- _Aim of the exercise_:
Write out each record again exactly as it stands.

Extracted data entries:
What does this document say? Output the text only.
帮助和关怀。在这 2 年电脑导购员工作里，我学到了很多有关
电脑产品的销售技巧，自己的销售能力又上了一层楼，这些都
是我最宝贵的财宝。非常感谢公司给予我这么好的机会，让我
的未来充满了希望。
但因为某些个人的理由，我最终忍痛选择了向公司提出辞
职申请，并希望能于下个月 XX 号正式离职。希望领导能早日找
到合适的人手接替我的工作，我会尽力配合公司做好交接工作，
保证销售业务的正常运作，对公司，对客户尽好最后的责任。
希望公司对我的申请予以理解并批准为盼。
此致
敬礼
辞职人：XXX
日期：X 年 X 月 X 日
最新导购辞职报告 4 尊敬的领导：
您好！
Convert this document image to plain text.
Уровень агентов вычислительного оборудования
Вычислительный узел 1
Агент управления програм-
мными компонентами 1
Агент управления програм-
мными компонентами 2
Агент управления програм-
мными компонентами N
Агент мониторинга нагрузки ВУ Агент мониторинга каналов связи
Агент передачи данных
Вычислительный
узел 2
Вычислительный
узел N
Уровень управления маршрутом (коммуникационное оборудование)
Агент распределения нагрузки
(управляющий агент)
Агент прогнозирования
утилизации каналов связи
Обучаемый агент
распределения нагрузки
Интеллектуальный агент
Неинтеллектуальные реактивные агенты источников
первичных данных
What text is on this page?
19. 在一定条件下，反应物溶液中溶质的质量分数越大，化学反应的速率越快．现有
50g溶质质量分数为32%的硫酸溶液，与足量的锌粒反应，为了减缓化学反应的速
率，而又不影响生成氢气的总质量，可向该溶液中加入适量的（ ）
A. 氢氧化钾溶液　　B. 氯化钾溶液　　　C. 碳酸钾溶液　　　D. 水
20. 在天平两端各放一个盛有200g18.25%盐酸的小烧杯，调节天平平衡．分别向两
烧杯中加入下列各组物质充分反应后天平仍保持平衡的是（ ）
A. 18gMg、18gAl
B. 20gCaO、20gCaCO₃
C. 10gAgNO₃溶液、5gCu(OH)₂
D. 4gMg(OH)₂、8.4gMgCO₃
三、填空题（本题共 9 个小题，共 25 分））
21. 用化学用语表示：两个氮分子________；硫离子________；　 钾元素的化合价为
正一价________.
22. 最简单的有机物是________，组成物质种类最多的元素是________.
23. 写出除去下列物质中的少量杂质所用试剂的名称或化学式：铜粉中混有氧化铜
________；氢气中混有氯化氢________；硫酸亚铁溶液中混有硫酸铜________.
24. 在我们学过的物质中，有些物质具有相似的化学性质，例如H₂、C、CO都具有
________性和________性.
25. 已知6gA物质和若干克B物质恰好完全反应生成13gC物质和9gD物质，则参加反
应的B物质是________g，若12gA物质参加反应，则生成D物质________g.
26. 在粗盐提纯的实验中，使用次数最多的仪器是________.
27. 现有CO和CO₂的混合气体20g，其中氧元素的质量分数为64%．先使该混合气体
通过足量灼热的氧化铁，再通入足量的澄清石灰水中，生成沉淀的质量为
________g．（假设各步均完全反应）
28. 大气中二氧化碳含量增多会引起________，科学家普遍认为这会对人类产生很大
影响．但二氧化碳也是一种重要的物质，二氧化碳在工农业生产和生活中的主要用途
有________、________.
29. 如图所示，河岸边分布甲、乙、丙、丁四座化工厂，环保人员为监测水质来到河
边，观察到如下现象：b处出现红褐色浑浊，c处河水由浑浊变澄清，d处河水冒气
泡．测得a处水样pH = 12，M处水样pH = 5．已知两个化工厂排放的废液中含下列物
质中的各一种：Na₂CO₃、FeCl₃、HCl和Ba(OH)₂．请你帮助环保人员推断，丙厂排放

- _Exercise solution_:
What does this document say? Output the text only.
帮助和关怀。在这 2 年电脑导购员工作里，我学到了很多有关
电脑产品的销售技巧，自己的销售能力又上了一层楼，这些都
是我最宝贵的财宝。非常感谢公司给予我这么好的机会，让我
的未来充满了希望。
但因为某些个人的理由，我最终忍痛选择了向公司提出辞
职申请，并希望能于下个月 XX 号正式离职。希望领导能早日找
到合适的人手接替我的工作，我会尽力配合公司做好交接工作，
保证销售业务的正常运作，对公司，对客户尽好最后的责任。
希望公司对我的申请予以理解并批准为盼。
此致
敬礼
辞职人：XXX
日期：X 年 X 月 X 日
最新导购辞职报告 4 尊敬的领导：
您好！
Convert this document image to plain text.
Уровень агентов вычислительного оборудования
Вычислительный узел 1
Агент управления програм-
мными компонентами 1
Агент управления програм-
мными компонентами 2
Агент управления програм-
мными компонентами N
Агент мониторинга нагрузки ВУ Агент мониторинга каналов связи
Агент передачи данных
Вычислительный
узел 2
Вычислительный
узел N
Уровень управления маршрутом (коммуникационное оборудование)
Агент распределения нагрузки
(управляющий агент)
Агент прогнозирования
утилизации каналов связи
Обучаемый агент
распределения нагрузки
Интеллектуальный агент
Неинтеллектуальные реактивные агенты источников
первичных данных
What text is on this page?
19. 在一定条件下，反应物溶液中溶质的质量分数越大，化学反应的速率越快．现有
50g溶质质量分数为32%的硫酸溶液，与足量的锌粒反应，为了减缓化学反应的速
率，而又不影响生成氢气的总质量，可向该溶液中加入适量的（ ）
A. 氢氧化钾溶液　　B. 氯化钾溶液　　　C. 碳酸钾溶液　　　D. 水
20. 在天平两端各放一个盛有200g18.25%盐酸的小烧杯，调节天平平衡．分别向两
烧杯中加入下列各组物质充分反应后天平仍保持平衡的是（ ）
A. 18gMg、18gAl
B. 20gCaO、20gCaCO₃
C. 10gAgNO₃溶液、5gCu(OH)₂
D. 4gMg(OH)₂、8.4gMgCO₃
三、填空题（本题共 9 个小题，共 25 分））
21. 用化学用语表示：两个氮分子________；硫离子________；　 钾元素的化合价为
正一价________.
22. 最简单的有机物是________，组成物质种类最多的元素是________.
23. 写出除去下列物质中的少量杂质所用试剂的名称或化学式：铜粉中混有氧化铜
________；氢气中混有氯化氢________；硫酸亚铁溶液中混有硫酸铜________.
24. 在我们学过的物质中，有些物质具有相似的化学性质，例如H₂、C、CO都具有
________性和________性.
25. 已知6gA物质和若干克B物质恰好完全反应生成13gC物质和9gD物质，则参加反
应的B物质是________g，若12gA物质参加反应，则生成D物质________g.
26. 在粗盐提纯的实验中，使用次数最多的仪器是________.
27. 现有CO和CO₂的混合气体20g，其中氧元素的质量分数为64%．先使该混合气体
通过足量灼热的氧化铁，再通入足量的澄清石灰水中，生成沉淀的质量为
________g．（假设各步均完全反应）
28. 大气中二氧化碳含量增多会引起________，科学家普遍认为这会对人类产生很大
影响．但二氧化碳也是一种重要的物质，二氧化碳在工农业生产和生活中的主要用途
有________、________.
29. 如图所示，河岸边分布甲、乙、丙、丁四座化工厂，环保人员为监测水质来到河
边，观察到如下现象：b处出现红褐色浑浊，c处河水由浑浊变澄清，d处河水冒气
泡．测得a处水样pH = 12，M处水样pH = 5．已知两个化工厂排放的废液中含下列物
质中的各一种：Na₂CO₃、FeCl₃、HCl和Ba(OH)₂．请你帮助环保人员推断，丙厂排放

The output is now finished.